_GOAL_:
Output the entries below exactly as written, omitting pictures.

-------- LISTED RECORDS --------

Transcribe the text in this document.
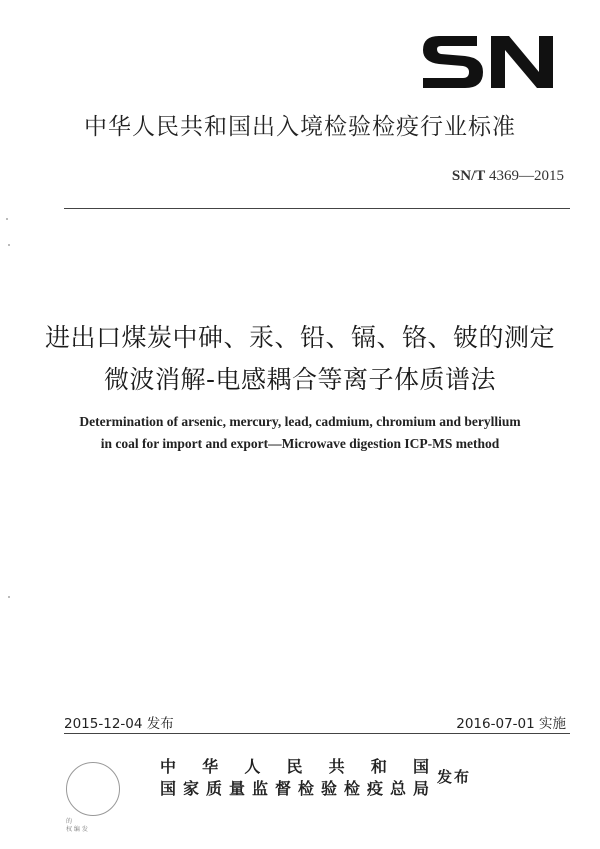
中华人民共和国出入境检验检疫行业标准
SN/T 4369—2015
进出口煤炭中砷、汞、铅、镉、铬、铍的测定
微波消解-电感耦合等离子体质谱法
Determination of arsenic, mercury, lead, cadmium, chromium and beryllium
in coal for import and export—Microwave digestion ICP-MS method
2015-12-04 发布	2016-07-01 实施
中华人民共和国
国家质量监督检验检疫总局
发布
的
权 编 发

--------

_ANSWER TO THIS PROBLEM_:
Transcribe the text in this document.
中华人民共和国出入境检验检疫行业标准
SN/T 4369—2015
进出口煤炭中砷、汞、铅、镉、铬、铍的测定
微波消解-电感耦合等离子体质谱法
Determination of arsenic, mercury, lead, cadmium, chromium and beryllium
in coal for import and export—Microwave digestion ICP-MS method
2015-12-04 发布	2016-07-01 实施
中华人民共和国
国家质量监督检验检疫总局
发布
的
权 编 发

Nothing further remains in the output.